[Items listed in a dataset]
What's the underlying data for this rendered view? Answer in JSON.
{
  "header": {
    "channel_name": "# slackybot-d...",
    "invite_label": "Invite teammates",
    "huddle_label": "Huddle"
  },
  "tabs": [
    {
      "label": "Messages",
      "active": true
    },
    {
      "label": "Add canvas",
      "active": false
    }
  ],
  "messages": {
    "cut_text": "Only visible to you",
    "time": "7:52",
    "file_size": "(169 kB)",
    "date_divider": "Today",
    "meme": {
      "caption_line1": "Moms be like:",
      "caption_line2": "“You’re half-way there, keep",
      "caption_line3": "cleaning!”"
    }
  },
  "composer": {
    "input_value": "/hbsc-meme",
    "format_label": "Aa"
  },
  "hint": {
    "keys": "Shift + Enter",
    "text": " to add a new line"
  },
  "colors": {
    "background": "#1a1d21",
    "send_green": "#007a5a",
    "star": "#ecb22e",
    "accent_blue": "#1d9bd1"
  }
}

*INSTRUCTIONS FOR THE TASK*
Quote the whole listing above, leaving nothing out.

*RESULT OF THE TASK*
What's the underlying data for this rendered view? Answer in JSON.
{
  "header": {
    "channel_name": "# slackybot-d...",
    "invite_label": "Invite teammates",
    "huddle_label": "Huddle"
  },
  "tabs": [
    {
      "label": "Messages",
      "active": true
    },
    {
      "label": "Add canvas",
      "active": false
    }
  ],
  "messages": {
    "cut_text": "Only visible to you",
    "time": "7:52",
    "file_size": "(169 kB)",
    "date_divider": "Today",
    "meme": {
      "caption_line1": "Moms be like:",
      "caption_line2": "“You’re half-way there, keep",
      "caption_line3": "cleaning!”"
    }
  },
  "composer": {
    "input_value": "/hbsc-meme",
    "format_label": "Aa"
  },
  "hint": {
    "keys": "Shift + Enter",
    "text": " to add a new line"
  },
  "colors": {
    "background": "#1a1d21",
    "send_green": "#007a5a",
    "star": "#ecb22e",
    "accent_blue": "#1d9bd1"
  }
}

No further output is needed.